Document passage.

Content starts

Urine regulation

concentration of filtrate leaving the ASCENDING limb

• Filtrate leaving the ascending limb is always ~100 mOsm(dilute)

• 300 mOsm= neutral or normal concentration

• Regardless of hydration status — this is the "diluting segment"

• Whether final urine is dilute or concentrated depends entirely on the collecting duct

  • ADH (antidiuretic hormone / vasopressin) is the controller

    • secreted by pituitary gland

What happens to filtrate without ADH

• filtrate becomes overhydrated

• Collecting duct walls remain impermeable to water

  • due to No aquaporin-2 channels inserted by ADH

• Dilute filtrate passes through the medullary gradient without equilibrating

• Result: large volume of dilute urine (~100 mOsm)

  • Theoretically up to 20 L/day

What happens to filtrate with excess ADH

• ADH binds V2 receptors on principal cells

• SO, aquaporin-2 channels inserted into apical membrane of collecting duct

• Water flows out into hypertonic medullary interstitium by osmosis

• Urine concentrates progressively as it descends through gradient

• Result: small volume of concentrated urine (up to 1200 mOsm) AKA dehydrated state

  • Minimum ~500 mL/day (obligatory solute excretion)

Summary of roles of ADH

3 triggers for ADH release

1. increased Plasma osmolality(above ~280-285 mOsm)

   • Osmoreceptors(located in hypothalamus) detect this change

2. decreased blood volume/ BP(large drop)

   • Baroreceptors (i.e. carotid, aortic, atria) detect this

3. Pain, nausea, stress

   • detected by various sensors in CNS

Urea recycling

• ADH also increases urea permeability in the inner medullary collecting duct

• Urea is a solute that exits into medullary interstitium

  • Contributes ~50% of the medullary osmotic gradient

• Urea Recycling process: interstitium → thin ascending limb → tubule → CD → repeat

• So, Low-protein diets → low urea → impaired gradient

What is a diuretic

• any substance that enhances urinary output

• AKA increases urine volume

3 mechanisms of diuretics

1. ADH inhibitors: block ADH release → collecting duct stays impermeable→ water not reabsorbed

2. Na+ reabsorption inhibitors: block Na+ transporters at various nephron segments→ Na+ stays in tubule→ water follows osmotically

3. Osmotic diuretics — Non-reabsorbed solutes hold water in the tubule

Why do you urinate more when drinking beer?

Content ends

Given entries.

Content starts

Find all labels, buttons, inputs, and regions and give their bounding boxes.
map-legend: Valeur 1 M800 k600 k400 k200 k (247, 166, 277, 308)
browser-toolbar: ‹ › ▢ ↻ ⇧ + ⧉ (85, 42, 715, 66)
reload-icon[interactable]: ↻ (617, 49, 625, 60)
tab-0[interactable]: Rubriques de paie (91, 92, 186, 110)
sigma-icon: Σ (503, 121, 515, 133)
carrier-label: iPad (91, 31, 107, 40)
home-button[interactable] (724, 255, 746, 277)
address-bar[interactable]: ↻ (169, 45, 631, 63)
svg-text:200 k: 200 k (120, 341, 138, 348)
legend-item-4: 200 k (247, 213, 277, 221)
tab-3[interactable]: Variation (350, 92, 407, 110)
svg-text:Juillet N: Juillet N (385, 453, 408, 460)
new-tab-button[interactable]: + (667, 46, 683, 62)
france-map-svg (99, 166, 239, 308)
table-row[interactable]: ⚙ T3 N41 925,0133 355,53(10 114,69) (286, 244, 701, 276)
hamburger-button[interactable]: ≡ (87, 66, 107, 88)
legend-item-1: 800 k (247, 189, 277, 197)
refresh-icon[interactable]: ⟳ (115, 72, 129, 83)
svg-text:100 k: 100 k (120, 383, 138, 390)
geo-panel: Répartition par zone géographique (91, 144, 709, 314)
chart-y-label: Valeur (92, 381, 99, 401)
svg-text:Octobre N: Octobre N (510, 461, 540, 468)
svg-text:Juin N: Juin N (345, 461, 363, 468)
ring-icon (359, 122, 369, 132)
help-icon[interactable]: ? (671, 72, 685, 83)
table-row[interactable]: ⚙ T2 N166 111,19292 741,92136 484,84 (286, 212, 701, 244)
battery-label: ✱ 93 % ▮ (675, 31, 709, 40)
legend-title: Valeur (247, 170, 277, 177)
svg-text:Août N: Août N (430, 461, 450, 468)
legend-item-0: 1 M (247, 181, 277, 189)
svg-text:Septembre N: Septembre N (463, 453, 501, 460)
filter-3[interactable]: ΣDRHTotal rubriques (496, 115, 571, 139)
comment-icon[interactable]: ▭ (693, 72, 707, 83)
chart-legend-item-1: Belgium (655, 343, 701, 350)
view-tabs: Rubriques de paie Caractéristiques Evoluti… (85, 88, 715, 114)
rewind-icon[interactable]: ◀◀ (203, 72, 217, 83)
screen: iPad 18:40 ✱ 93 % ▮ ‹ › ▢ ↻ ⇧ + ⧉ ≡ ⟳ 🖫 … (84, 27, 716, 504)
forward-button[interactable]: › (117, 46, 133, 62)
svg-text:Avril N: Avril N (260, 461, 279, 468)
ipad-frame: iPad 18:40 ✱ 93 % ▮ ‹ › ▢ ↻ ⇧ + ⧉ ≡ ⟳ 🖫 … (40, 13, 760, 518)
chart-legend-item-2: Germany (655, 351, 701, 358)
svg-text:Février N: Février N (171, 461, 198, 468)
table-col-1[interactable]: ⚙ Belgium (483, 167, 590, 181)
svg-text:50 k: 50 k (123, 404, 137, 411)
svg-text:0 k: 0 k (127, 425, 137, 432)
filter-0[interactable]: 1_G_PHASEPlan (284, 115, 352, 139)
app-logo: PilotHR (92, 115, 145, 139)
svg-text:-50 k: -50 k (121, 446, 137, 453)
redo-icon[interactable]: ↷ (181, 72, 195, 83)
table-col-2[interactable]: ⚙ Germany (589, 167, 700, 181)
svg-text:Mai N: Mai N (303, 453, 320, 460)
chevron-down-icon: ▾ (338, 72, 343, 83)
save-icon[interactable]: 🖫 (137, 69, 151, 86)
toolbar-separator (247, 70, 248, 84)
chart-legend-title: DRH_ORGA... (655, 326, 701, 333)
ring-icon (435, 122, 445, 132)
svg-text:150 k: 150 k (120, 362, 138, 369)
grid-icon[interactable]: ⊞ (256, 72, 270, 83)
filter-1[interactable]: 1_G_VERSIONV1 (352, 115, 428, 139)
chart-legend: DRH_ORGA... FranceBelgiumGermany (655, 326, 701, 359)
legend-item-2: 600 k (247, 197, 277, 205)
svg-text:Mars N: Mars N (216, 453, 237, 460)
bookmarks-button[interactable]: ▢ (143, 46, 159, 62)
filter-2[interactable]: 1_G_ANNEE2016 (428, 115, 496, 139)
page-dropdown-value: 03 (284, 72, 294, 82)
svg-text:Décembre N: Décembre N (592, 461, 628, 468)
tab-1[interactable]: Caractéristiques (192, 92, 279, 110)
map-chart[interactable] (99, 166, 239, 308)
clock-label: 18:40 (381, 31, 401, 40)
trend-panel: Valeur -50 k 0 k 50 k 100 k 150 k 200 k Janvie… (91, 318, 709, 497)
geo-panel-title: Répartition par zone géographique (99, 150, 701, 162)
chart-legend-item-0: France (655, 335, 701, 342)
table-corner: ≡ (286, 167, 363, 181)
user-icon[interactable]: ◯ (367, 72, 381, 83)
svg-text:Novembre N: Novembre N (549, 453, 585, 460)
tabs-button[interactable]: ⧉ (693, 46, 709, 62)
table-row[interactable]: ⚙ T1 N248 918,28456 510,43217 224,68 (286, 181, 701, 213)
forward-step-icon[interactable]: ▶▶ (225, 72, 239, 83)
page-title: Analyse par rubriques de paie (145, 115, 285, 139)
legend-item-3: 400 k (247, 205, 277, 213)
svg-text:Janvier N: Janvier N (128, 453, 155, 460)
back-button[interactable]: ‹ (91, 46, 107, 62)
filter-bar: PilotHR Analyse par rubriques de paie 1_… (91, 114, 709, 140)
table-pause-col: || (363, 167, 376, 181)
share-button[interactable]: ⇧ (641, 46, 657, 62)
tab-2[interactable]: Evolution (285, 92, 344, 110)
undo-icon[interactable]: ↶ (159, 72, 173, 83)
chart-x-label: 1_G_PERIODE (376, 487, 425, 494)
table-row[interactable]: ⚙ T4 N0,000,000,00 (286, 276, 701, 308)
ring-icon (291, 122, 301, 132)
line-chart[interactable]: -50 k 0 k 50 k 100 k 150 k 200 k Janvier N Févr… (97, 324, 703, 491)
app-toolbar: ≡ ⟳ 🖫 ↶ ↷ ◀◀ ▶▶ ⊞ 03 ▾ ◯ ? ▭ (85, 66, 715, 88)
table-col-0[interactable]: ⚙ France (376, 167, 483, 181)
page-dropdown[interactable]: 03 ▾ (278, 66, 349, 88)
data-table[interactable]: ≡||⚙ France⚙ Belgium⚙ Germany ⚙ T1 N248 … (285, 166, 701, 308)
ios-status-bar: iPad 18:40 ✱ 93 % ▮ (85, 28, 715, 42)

Content ends

Required tasks.
(a) Copy the passage of the urine regulation notes that opens with the words containing "1. increased Plasma" and closes with "volume/ BP(large drop)".
(b) Name each trigger for ADH release given in the urine regulation notes.

Task answers.
(a)
1. increased Plasma osmolality(above ~280-285 mOsm)

   • Osmoreceptors(located in hypothalamus) detect this change

2. decreased blood volume/ BP(large drop)

(b)
1. Increased plasma osmolality (above ~280-285 mOsm)
2. Decreased blood volume/BP (large drop)
3. Pain, nausea, stress